• Given records
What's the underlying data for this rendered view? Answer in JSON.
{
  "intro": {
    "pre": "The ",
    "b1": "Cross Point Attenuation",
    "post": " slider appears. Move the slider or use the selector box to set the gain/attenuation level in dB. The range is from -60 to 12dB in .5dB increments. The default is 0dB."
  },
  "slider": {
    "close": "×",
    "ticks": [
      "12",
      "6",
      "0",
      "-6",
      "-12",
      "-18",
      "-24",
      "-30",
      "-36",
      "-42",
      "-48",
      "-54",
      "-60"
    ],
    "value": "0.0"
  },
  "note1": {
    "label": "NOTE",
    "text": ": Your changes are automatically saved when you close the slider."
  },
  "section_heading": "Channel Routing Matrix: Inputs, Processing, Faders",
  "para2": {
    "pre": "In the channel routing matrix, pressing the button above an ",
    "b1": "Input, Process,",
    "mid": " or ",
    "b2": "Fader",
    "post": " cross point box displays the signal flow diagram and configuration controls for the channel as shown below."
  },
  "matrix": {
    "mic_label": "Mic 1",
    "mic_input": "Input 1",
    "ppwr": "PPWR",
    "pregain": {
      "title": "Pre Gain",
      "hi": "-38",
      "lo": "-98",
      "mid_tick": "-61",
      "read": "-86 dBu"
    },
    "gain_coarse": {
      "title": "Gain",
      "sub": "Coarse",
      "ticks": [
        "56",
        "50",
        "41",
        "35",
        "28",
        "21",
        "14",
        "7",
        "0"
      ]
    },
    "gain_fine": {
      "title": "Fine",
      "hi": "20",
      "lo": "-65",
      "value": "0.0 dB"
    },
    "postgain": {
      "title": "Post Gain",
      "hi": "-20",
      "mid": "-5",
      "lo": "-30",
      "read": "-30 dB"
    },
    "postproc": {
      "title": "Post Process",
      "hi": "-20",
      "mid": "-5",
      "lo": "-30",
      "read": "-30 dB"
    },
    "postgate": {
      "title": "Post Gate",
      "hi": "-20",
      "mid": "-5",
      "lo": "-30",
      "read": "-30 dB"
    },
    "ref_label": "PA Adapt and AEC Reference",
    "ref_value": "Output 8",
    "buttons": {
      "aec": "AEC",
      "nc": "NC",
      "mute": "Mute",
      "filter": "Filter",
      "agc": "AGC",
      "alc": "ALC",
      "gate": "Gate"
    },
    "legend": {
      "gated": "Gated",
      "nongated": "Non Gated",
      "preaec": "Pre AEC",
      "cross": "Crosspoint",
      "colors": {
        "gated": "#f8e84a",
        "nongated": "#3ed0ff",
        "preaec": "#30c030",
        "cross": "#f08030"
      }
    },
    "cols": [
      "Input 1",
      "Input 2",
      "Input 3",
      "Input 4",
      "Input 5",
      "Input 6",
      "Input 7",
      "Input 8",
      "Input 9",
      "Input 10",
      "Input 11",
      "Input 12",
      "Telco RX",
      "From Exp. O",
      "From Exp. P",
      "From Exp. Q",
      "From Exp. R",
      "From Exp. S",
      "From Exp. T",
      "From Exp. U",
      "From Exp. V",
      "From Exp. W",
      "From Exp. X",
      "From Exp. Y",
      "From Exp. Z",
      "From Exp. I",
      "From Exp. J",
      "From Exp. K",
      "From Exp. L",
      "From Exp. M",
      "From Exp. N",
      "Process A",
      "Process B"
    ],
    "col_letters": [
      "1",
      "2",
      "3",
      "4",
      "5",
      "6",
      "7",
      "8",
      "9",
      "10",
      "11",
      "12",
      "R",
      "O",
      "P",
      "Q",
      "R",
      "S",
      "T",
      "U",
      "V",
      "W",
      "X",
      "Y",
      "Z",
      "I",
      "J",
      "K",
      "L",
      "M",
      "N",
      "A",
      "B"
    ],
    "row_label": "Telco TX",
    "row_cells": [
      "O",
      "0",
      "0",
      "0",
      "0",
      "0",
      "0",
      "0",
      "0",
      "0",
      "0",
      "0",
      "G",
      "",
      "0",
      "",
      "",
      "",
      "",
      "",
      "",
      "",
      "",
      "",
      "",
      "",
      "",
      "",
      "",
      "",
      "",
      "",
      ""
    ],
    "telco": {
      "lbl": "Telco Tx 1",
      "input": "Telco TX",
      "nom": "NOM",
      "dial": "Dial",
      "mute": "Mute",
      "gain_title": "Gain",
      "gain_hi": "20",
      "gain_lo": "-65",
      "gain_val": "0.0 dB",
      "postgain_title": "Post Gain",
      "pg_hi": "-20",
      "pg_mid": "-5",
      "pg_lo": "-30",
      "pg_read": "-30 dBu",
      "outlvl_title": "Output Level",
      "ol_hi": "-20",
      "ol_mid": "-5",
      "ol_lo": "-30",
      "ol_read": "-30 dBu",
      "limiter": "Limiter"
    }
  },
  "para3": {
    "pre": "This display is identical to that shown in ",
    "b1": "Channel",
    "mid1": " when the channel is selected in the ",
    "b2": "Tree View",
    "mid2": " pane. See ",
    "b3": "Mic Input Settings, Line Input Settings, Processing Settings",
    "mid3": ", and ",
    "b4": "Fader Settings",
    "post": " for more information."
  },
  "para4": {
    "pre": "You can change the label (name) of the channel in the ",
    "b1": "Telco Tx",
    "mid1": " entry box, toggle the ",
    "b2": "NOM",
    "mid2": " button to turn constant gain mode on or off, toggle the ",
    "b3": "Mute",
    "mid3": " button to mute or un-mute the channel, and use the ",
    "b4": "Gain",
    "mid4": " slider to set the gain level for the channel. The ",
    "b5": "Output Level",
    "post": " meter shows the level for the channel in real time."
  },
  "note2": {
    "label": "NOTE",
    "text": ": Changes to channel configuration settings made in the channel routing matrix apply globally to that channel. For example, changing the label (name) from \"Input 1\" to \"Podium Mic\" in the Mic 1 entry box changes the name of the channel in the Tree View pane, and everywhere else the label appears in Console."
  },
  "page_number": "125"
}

• Your objective
Retype every record above exactly as it appears.

• Completed task
What's the underlying data for this rendered view? Answer in JSON.
{
  "intro": {
    "pre": "The ",
    "b1": "Cross Point Attenuation",
    "post": " slider appears. Move the slider or use the selector box to set the gain/attenuation level in dB. The range is from -60 to 12dB in .5dB increments. The default is 0dB."
  },
  "slider": {
    "close": "×",
    "ticks": [
      "12",
      "6",
      "0",
      "-6",
      "-12",
      "-18",
      "-24",
      "-30",
      "-36",
      "-42",
      "-48",
      "-54",
      "-60"
    ],
    "value": "0.0"
  },
  "note1": {
    "label": "NOTE",
    "text": ": Your changes are automatically saved when you close the slider."
  },
  "section_heading": "Channel Routing Matrix: Inputs, Processing, Faders",
  "para2": {
    "pre": "In the channel routing matrix, pressing the button above an ",
    "b1": "Input, Process,",
    "mid": " or ",
    "b2": "Fader",
    "post": " cross point box displays the signal flow diagram and configuration controls for the channel as shown below."
  },
  "matrix": {
    "mic_label": "Mic 1",
    "mic_input": "Input 1",
    "ppwr": "PPWR",
    "pregain": {
      "title": "Pre Gain",
      "hi": "-38",
      "lo": "-98",
      "mid_tick": "-61",
      "read": "-86 dBu"
    },
    "gain_coarse": {
      "title": "Gain",
      "sub": "Coarse",
      "ticks": [
        "56",
        "50",
        "41",
        "35",
        "28",
        "21",
        "14",
        "7",
        "0"
      ]
    },
    "gain_fine": {
      "title": "Fine",
      "hi": "20",
      "lo": "-65",
      "value": "0.0 dB"
    },
    "postgain": {
      "title": "Post Gain",
      "hi": "-20",
      "mid": "-5",
      "lo": "-30",
      "read": "-30 dB"
    },
    "postproc": {
      "title": "Post Process",
      "hi": "-20",
      "mid": "-5",
      "lo": "-30",
      "read": "-30 dB"
    },
    "postgate": {
      "title": "Post Gate",
      "hi": "-20",
      "mid": "-5",
      "lo": "-30",
      "read": "-30 dB"
    },
    "ref_label": "PA Adapt and AEC Reference",
    "ref_value": "Output 8",
    "buttons": {
      "aec": "AEC",
      "nc": "NC",
      "mute": "Mute",
      "filter": "Filter",
      "agc": "AGC",
      "alc": "ALC",
      "gate": "Gate"
    },
    "legend": {
      "gated": "Gated",
      "nongated": "Non Gated",
      "preaec": "Pre AEC",
      "cross": "Crosspoint",
      "colors": {
        "gated": "#f8e84a",
        "nongated": "#3ed0ff",
        "preaec": "#30c030",
        "cross": "#f08030"
      }
    },
    "cols": [
      "Input 1",
      "Input 2",
      "Input 3",
      "Input 4",
      "Input 5",
      "Input 6",
      "Input 7",
      "Input 8",
      "Input 9",
      "Input 10",
      "Input 11",
      "Input 12",
      "Telco RX",
      "From Exp. O",
      "From Exp. P",
      "From Exp. Q",
      "From Exp. R",
      "From Exp. S",
      "From Exp. T",
      "From Exp. U",
      "From Exp. V",
      "From Exp. W",
      "From Exp. X",
      "From Exp. Y",
      "From Exp. Z",
      "From Exp. I",
      "From Exp. J",
      "From Exp. K",
      "From Exp. L",
      "From Exp. M",
      "From Exp. N",
      "Process A",
      "Process B"
    ],
    "col_letters": [
      "1",
      "2",
      "3",
      "4",
      "5",
      "6",
      "7",
      "8",
      "9",
      "10",
      "11",
      "12",
      "R",
      "O",
      "P",
      "Q",
      "R",
      "S",
      "T",
      "U",
      "V",
      "W",
      "X",
      "Y",
      "Z",
      "I",
      "J",
      "K",
      "L",
      "M",
      "N",
      "A",
      "B"
    ],
    "row_label": "Telco TX",
    "row_cells": [
      "O",
      "0",
      "0",
      "0",
      "0",
      "0",
      "0",
      "0",
      "0",
      "0",
      "0",
      "0",
      "G",
      "",
      "0",
      "",
      "",
      "",
      "",
      "",
      "",
      "",
      "",
      "",
      "",
      "",
      "",
      "",
      "",
      "",
      "",
      "",
      ""
    ],
    "telco": {
      "lbl": "Telco Tx 1",
      "input": "Telco TX",
      "nom": "NOM",
      "dial": "Dial",
      "mute": "Mute",
      "gain_title": "Gain",
      "gain_hi": "20",
      "gain_lo": "-65",
      "gain_val": "0.0 dB",
      "postgain_title": "Post Gain",
      "pg_hi": "-20",
      "pg_mid": "-5",
      "pg_lo": "-30",
      "pg_read": "-30 dBu",
      "outlvl_title": "Output Level",
      "ol_hi": "-20",
      "ol_mid": "-5",
      "ol_lo": "-30",
      "ol_read": "-30 dBu",
      "limiter": "Limiter"
    }
  },
  "para3": {
    "pre": "This display is identical to that shown in ",
    "b1": "Channel",
    "mid1": " when the channel is selected in the ",
    "b2": "Tree View",
    "mid2": " pane. See ",
    "b3": "Mic Input Settings, Line Input Settings, Processing Settings",
    "mid3": ", and ",
    "b4": "Fader Settings",
    "post": " for more information."
  },
  "para4": {
    "pre": "You can change the label (name) of the channel in the ",
    "b1": "Telco Tx",
    "mid1": " entry box, toggle the ",
    "b2": "NOM",
    "mid2": " button to turn constant gain mode on or off, toggle the ",
    "b3": "Mute",
    "mid3": " button to mute or un-mute the channel, and use the ",
    "b4": "Gain",
    "mid4": " slider to set the gain level for the channel. The ",
    "b5": "Output Level",
    "post": " meter shows the level for the channel in real time."
  },
  "note2": {
    "label": "NOTE",
    "text": ": Changes to channel configuration settings made in the channel routing matrix apply globally to that channel. For example, changing the label (name) from \"Input 1\" to \"Podium Mic\" in the Mic 1 entry box changes the name of the channel in the Tree View pane, and everywhere else the label appears in Console."
  },
  "page_number": "125"
}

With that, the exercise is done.